● **WRITTEN EXERCISE**
Copy each of the following records line for line, with no changes.

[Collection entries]
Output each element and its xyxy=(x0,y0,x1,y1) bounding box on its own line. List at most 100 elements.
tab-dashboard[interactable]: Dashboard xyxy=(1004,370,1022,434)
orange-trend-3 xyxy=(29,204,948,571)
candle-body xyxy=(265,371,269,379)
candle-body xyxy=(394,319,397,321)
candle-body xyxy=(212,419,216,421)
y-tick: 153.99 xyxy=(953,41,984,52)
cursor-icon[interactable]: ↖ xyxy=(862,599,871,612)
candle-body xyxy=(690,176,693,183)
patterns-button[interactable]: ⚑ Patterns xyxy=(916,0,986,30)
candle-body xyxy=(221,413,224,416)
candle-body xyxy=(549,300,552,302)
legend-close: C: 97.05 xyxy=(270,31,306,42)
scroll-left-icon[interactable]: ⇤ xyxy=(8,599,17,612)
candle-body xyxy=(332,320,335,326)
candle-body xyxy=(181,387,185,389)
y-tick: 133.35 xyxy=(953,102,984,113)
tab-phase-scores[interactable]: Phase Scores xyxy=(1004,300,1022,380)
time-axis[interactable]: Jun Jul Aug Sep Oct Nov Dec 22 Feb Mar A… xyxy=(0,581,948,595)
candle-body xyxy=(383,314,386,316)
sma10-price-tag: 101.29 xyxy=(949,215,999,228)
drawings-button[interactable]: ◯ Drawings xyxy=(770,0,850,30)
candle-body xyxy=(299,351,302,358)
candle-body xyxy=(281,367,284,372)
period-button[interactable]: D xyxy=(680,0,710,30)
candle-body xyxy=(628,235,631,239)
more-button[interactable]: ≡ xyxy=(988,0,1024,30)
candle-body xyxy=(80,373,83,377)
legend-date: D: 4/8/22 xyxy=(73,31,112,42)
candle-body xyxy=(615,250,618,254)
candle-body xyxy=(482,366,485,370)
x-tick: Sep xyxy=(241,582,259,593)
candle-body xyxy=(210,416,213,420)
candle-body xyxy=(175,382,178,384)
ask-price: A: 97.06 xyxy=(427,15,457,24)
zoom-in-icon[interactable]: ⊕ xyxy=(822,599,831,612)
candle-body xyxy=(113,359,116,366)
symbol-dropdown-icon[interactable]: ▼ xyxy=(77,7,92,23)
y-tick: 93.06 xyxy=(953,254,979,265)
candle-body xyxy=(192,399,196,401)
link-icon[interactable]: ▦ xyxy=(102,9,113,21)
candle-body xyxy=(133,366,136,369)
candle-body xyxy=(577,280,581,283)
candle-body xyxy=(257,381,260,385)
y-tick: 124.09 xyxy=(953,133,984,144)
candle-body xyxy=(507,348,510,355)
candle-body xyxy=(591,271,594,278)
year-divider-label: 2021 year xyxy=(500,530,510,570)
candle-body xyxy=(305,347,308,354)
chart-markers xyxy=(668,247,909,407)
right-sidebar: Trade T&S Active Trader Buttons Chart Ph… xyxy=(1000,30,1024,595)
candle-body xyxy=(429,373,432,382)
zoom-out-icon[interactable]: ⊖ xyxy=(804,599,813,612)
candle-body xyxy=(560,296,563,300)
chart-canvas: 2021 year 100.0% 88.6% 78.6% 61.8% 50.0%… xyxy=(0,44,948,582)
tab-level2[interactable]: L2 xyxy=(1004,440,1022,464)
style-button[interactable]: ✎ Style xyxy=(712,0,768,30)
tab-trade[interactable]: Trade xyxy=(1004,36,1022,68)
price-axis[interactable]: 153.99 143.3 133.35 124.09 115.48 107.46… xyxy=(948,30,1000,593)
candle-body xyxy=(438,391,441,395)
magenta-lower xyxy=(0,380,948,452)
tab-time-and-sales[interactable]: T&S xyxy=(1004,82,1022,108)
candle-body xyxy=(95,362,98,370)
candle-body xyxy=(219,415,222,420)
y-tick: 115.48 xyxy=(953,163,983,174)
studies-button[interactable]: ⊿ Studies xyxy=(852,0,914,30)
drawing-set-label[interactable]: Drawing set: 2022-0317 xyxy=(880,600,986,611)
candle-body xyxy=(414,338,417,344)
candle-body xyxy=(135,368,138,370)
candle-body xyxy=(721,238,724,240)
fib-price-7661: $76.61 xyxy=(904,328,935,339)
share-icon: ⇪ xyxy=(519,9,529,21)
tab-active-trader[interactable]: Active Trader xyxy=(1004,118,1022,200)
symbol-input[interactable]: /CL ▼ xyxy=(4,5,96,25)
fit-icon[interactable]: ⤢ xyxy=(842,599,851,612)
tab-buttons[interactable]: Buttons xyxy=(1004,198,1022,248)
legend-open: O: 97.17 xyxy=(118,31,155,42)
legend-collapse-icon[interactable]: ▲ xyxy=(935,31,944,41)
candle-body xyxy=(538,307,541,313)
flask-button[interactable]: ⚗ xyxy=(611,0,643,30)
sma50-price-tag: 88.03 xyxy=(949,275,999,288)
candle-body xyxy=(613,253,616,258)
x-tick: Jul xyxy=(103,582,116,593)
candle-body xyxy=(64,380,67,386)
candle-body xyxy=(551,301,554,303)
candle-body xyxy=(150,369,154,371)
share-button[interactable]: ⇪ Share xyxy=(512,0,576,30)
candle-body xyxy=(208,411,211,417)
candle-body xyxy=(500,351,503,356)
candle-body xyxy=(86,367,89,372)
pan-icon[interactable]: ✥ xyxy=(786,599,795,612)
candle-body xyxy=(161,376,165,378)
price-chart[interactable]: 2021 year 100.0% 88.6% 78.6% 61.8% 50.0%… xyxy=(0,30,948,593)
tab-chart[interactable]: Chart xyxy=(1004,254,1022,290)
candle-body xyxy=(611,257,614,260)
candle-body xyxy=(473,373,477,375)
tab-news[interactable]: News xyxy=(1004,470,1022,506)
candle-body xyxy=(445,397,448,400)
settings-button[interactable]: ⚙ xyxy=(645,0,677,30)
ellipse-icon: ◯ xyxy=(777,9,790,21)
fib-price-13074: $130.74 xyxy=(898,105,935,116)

● **FULL ANSWER**
Output each element and its xyxy=(x0,y0,x1,y1) bounding box on its own line. List at most 100 elements.
tab-dashboard[interactable]: Dashboard xyxy=(1004,370,1022,434)
orange-trend-3 xyxy=(29,204,948,571)
candle-body xyxy=(265,371,269,379)
candle-body xyxy=(394,319,397,321)
candle-body xyxy=(212,419,216,421)
y-tick: 153.99 xyxy=(953,41,984,52)
cursor-icon[interactable]: ↖ xyxy=(862,599,871,612)
candle-body xyxy=(690,176,693,183)
patterns-button[interactable]: ⚑ Patterns xyxy=(916,0,986,30)
candle-body xyxy=(221,413,224,416)
candle-body xyxy=(549,300,552,302)
legend-close: C: 97.05 xyxy=(270,31,306,42)
scroll-left-icon[interactable]: ⇤ xyxy=(8,599,17,612)
candle-body xyxy=(332,320,335,326)
candle-body xyxy=(181,387,185,389)
y-tick: 133.35 xyxy=(953,102,984,113)
tab-phase-scores[interactable]: Phase Scores xyxy=(1004,300,1022,380)
time-axis[interactable]: Jun Jul Aug Sep Oct Nov Dec 22 Feb Mar A… xyxy=(0,581,948,595)
candle-body xyxy=(383,314,386,316)
sma10-price-tag: 101.29 xyxy=(949,215,999,228)
drawings-button[interactable]: ◯ Drawings xyxy=(770,0,850,30)
candle-body xyxy=(299,351,302,358)
candle-body xyxy=(281,367,284,372)
period-button[interactable]: D xyxy=(680,0,710,30)
candle-body xyxy=(628,235,631,239)
more-button[interactable]: ≡ xyxy=(988,0,1024,30)
candle-body xyxy=(80,373,83,377)
legend-date: D: 4/8/22 xyxy=(73,31,112,42)
candle-body xyxy=(615,250,618,254)
candle-body xyxy=(482,366,485,370)
x-tick: Sep xyxy=(241,582,259,593)
candle-body xyxy=(210,416,213,420)
candle-body xyxy=(175,382,178,384)
ask-price: A: 97.06 xyxy=(427,15,457,24)
zoom-in-icon[interactable]: ⊕ xyxy=(822,599,831,612)
candle-body xyxy=(113,359,116,366)
symbol-dropdown-icon[interactable]: ▼ xyxy=(77,7,92,23)
y-tick: 93.06 xyxy=(953,254,979,265)
candle-body xyxy=(192,399,196,401)
link-icon[interactable]: ▦ xyxy=(102,9,113,21)
candle-body xyxy=(133,366,136,369)
candle-body xyxy=(577,280,581,283)
candle-body xyxy=(257,381,260,385)
y-tick: 124.09 xyxy=(953,133,984,144)
candle-body xyxy=(507,348,510,355)
candle-body xyxy=(591,271,594,278)
year-divider-label: 2021 year xyxy=(500,530,510,570)
candle-body xyxy=(305,347,308,354)
chart-markers xyxy=(668,247,909,407)
right-sidebar: Trade T&S Active Trader Buttons Chart Ph… xyxy=(1000,30,1024,595)
candle-body xyxy=(429,373,432,382)
zoom-out-icon[interactable]: ⊖ xyxy=(804,599,813,612)
candle-body xyxy=(560,296,563,300)
chart-canvas: 2021 year 100.0% 88.6% 78.6% 61.8% 50.0%… xyxy=(0,44,948,582)
tab-level2[interactable]: L2 xyxy=(1004,440,1022,464)
style-button[interactable]: ✎ Style xyxy=(712,0,768,30)
tab-trade[interactable]: Trade xyxy=(1004,36,1022,68)
price-axis[interactable]: 153.99 143.3 133.35 124.09 115.48 107.46… xyxy=(948,30,1000,593)
candle-body xyxy=(438,391,441,395)
magenta-lower xyxy=(0,380,948,452)
tab-time-and-sales[interactable]: T&S xyxy=(1004,82,1022,108)
candle-body xyxy=(95,362,98,370)
candle-body xyxy=(219,415,222,420)
y-tick: 115.48 xyxy=(953,163,983,174)
studies-button[interactable]: ⊿ Studies xyxy=(852,0,914,30)
drawing-set-label[interactable]: Drawing set: 2022-0317 xyxy=(880,600,986,611)
candle-body xyxy=(414,338,417,344)
candle-body xyxy=(135,368,138,370)
candle-body xyxy=(721,238,724,240)
fib-price-7661: $76.61 xyxy=(904,328,935,339)
share-icon: ⇪ xyxy=(519,9,529,21)
tab-active-trader[interactable]: Active Trader xyxy=(1004,118,1022,200)
symbol-input[interactable]: /CL ▼ xyxy=(4,5,96,25)
fit-icon[interactable]: ⤢ xyxy=(842,599,851,612)
tab-buttons[interactable]: Buttons xyxy=(1004,198,1022,248)
legend-open: O: 97.17 xyxy=(118,31,155,42)
legend-collapse-icon[interactable]: ▲ xyxy=(935,31,944,41)
candle-body xyxy=(538,307,541,313)
flask-button[interactable]: ⚗ xyxy=(611,0,643,30)
sma50-price-tag: 88.03 xyxy=(949,275,999,288)
candle-body xyxy=(613,253,616,258)
x-tick: Jul xyxy=(103,582,116,593)
candle-body xyxy=(64,380,67,386)
candle-body xyxy=(551,301,554,303)
candle-body xyxy=(150,369,154,371)
share-button[interactable]: ⇪ Share xyxy=(512,0,576,30)
candle-body xyxy=(208,411,211,417)
candle-body xyxy=(500,351,503,356)
candle-body xyxy=(86,367,89,372)
pan-icon[interactable]: ✥ xyxy=(786,599,795,612)
candle-body xyxy=(161,376,165,378)
price-chart[interactable]: 2021 year 100.0% 88.6% 78.6% 61.8% 50.0%… xyxy=(0,30,948,593)
tab-chart[interactable]: Chart xyxy=(1004,254,1022,290)
candle-body xyxy=(611,257,614,260)
candle-body xyxy=(473,373,477,375)
tab-news[interactable]: News xyxy=(1004,470,1022,506)
candle-body xyxy=(445,397,448,400)
settings-button[interactable]: ⚙ xyxy=(645,0,677,30)
ellipse-icon: ◯ xyxy=(777,9,790,21)
fib-price-13074: $130.74 xyxy=(898,105,935,116)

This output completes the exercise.